OBJECTIVE
Go over the entries below line by line, copying each one that contains the word "nghe".

-- Begin SUPPLIED ENTRIES --

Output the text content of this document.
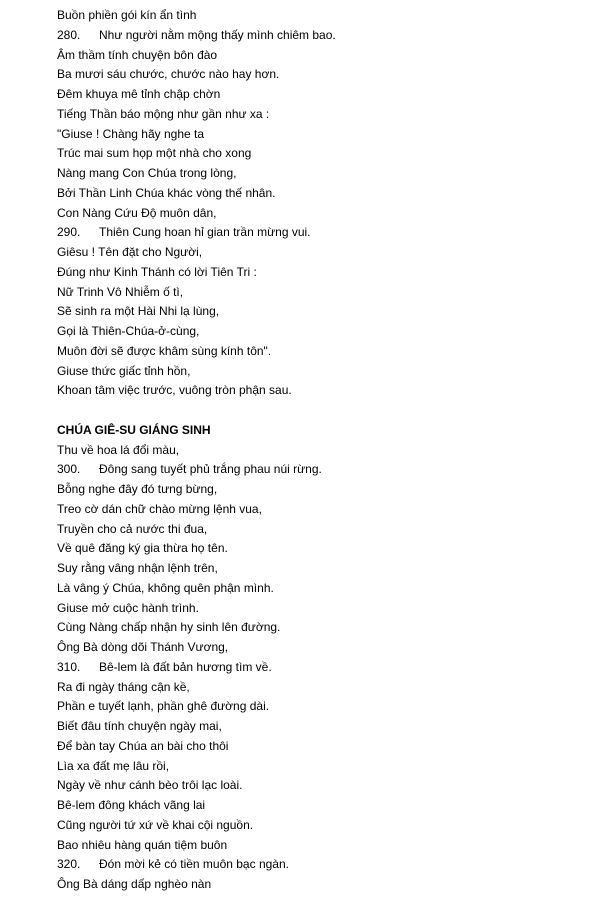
Buồn phiền gói kín ẩn tình
280. Như người nằm mộng thấy mình chiêm bao.
Âm thầm tính chuyện bôn đào
Ba mươi sáu chước, chước nào hay hơn.
Đêm khuya mê tỉnh chập chờn
Tiếng Thần báo mộng như gần như xa :
"Giuse ! Chàng hãy nghe ta
Trúc mai sum họp một nhà cho xong
Nàng mang Con Chúa trong lòng,
Bởi Thần Linh Chúa khác vòng thế nhân.
Con Nàng Cứu Độ muôn dân,
290. Thiên Cung hoan hỉ gian trần mừng vui.
Giêsu ! Tên đặt cho Người,
Đúng như Kinh Thánh có lời Tiên Tri :
Nữ Trinh Vô Nhiễm ố tì,
Sẽ sinh ra một Hài Nhi lạ lùng,
Gọi là Thiên-Chúa-ở-cùng,
Muôn đời sẽ được khâm sùng kính tôn".
Giuse thức giấc tỉnh hồn,
Khoan tâm việc trước, vuông tròn phận sau.
CHÚA GIÊ-SU GIÁNG SINH
Thu về hoa lá đổi màu,
300. Đông sang tuyết phủ trắng phau núi rừng.
Bỗng nghe đây đó tưng bừng,
Treo cờ dán chữ chào mừng lệnh vua,
Truyền cho cả nước thi đua,
Về quê đăng ký gia thừa họ tên.
Suy rằng vâng nhận lệnh trên,
Là vâng ý Chúa, không quên phận mình.
Giuse mở cuộc hành trình.
Cùng Nàng chấp nhận hy sinh lên đường.
Ông Bà dòng dõi Thánh Vương,
310. Bê-lem là đất bản hương tìm về.
Ra đi ngày tháng cận kề,
Phần e tuyết lạnh, phần ghê đường dài.
Biết đâu tính chuyện ngày mai,
Để bàn tay Chúa an bài cho thôi
Lìa xa đất mẹ lâu rồi,
Ngày về như cánh bèo trôi lạc loài.
Bê-lem đông khách vãng lai
Cũng người tứ xứ về khai cội nguồn.
Bao nhiêu hàng quán tiệm buôn
320. Đón mời kẻ có tiền muôn bạc ngàn.
Ông Bà dáng dấp nghèo nàn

-- End SUPPLIED ENTRIES --

SOLUTION BELOW
"Giuse ! Chàng hãy nghe ta
Bỗng nghe đây đó tưng bừng,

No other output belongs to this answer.